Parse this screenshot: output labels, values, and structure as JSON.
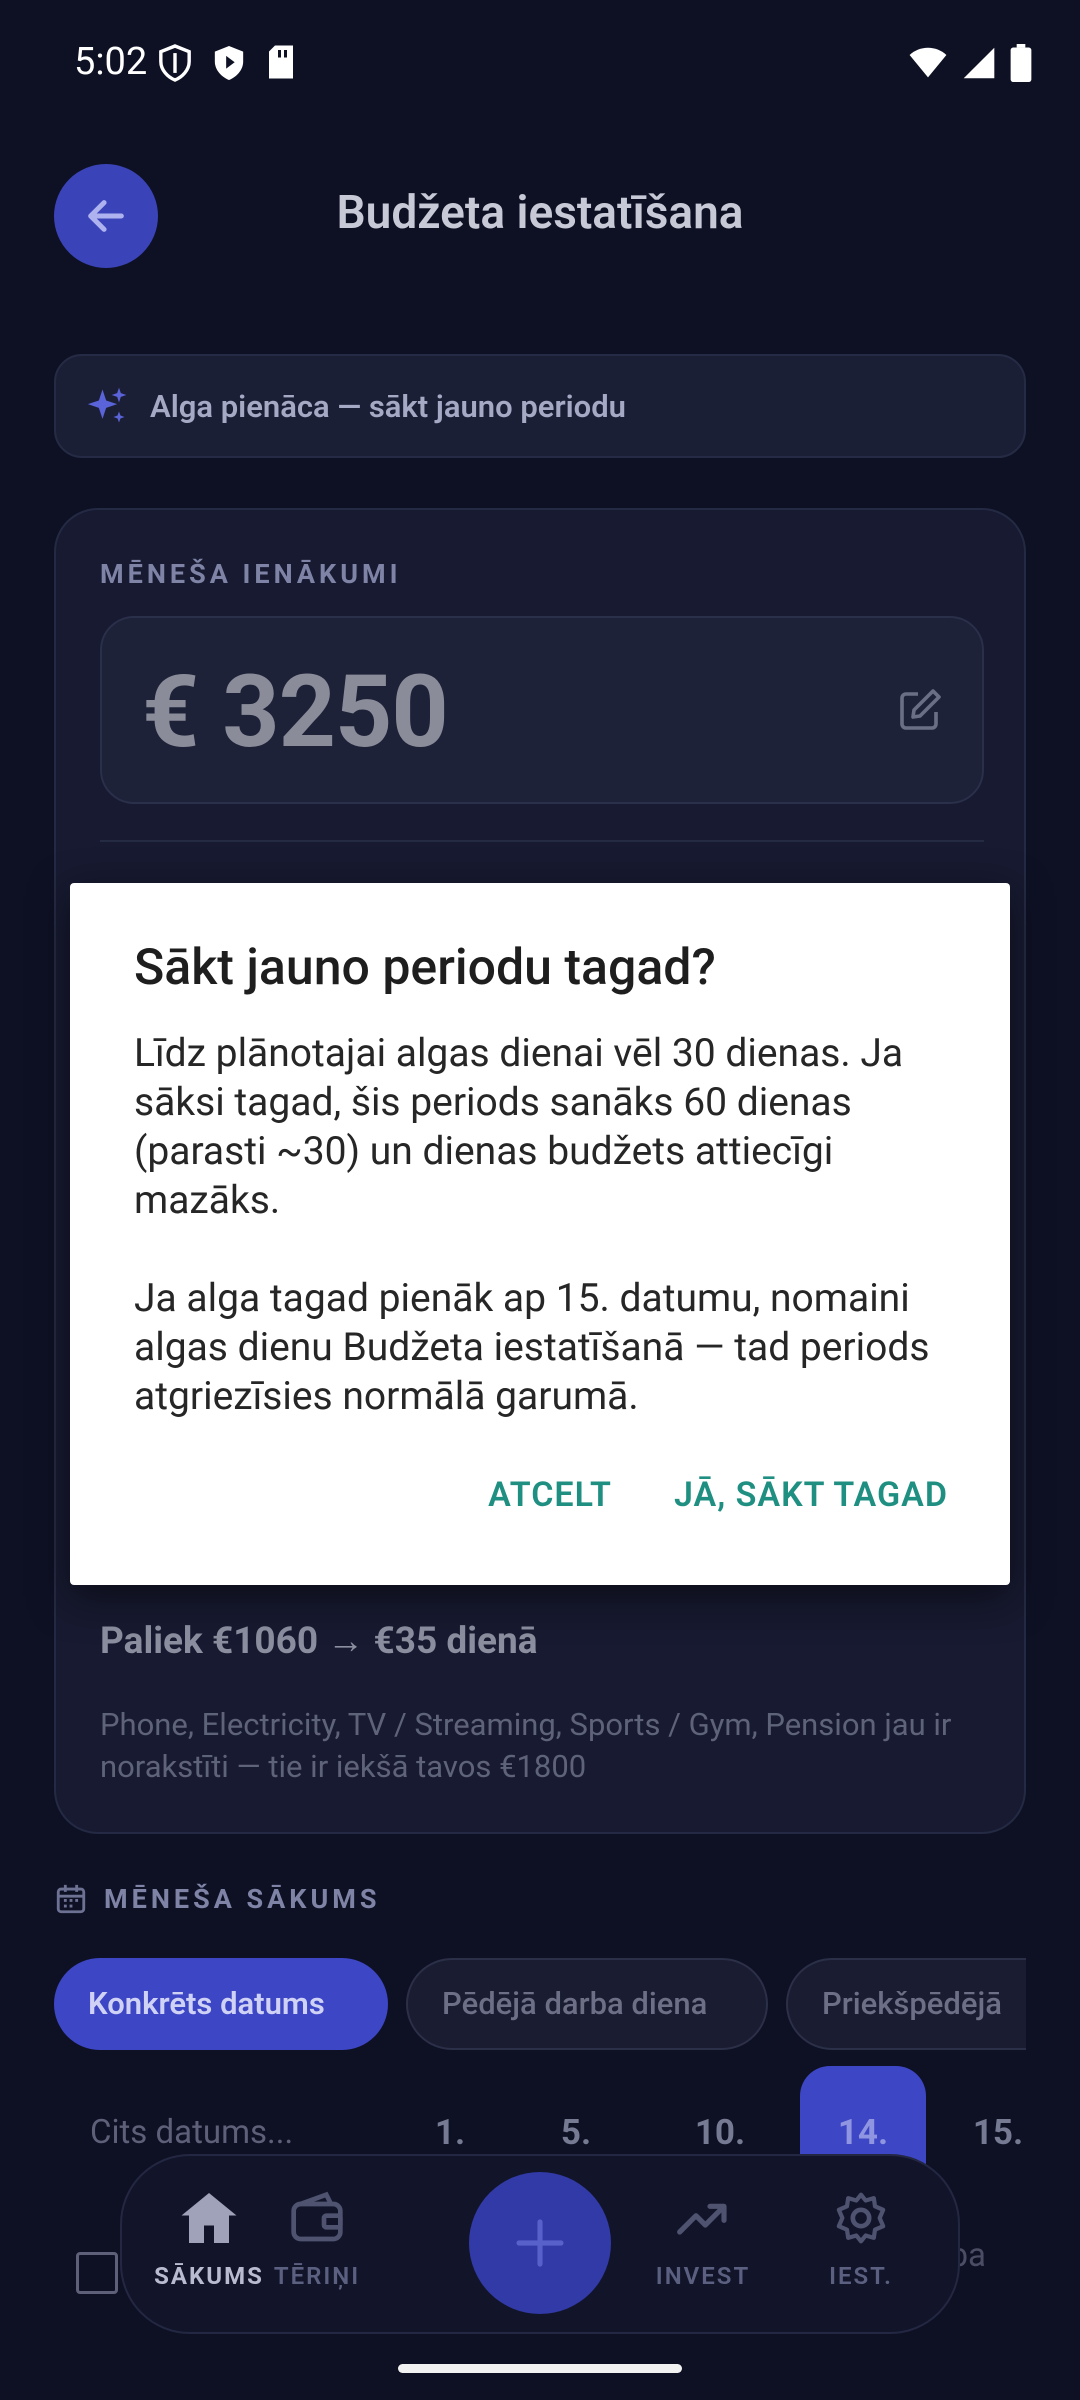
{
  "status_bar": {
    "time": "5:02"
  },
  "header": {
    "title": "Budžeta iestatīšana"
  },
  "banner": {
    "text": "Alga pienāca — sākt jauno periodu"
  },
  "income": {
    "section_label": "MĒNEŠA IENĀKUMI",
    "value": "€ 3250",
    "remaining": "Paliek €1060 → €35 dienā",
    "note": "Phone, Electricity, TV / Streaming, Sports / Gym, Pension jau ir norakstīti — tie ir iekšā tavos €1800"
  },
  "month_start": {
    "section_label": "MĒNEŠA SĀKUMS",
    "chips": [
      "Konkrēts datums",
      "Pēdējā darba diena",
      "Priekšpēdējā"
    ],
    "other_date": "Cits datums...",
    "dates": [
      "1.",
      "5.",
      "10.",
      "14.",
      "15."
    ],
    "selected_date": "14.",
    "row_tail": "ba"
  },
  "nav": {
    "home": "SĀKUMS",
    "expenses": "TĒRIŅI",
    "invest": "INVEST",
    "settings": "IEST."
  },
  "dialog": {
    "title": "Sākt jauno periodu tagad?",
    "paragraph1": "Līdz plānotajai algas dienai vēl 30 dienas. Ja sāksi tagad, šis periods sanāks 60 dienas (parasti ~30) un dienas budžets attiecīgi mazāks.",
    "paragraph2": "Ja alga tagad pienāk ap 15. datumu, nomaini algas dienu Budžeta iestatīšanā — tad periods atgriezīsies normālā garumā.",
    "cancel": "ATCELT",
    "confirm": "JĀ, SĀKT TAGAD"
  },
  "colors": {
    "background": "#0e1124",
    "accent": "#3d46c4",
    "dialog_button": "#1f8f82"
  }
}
····················
AIM:
Locate the word "periodu" in the records above, and return each line that has it.

ANSWER TO THIS TASK:
    "text": "Alga pienāca — sākt jauno periodu"
    "title": "Sākt jauno periodu tagad?",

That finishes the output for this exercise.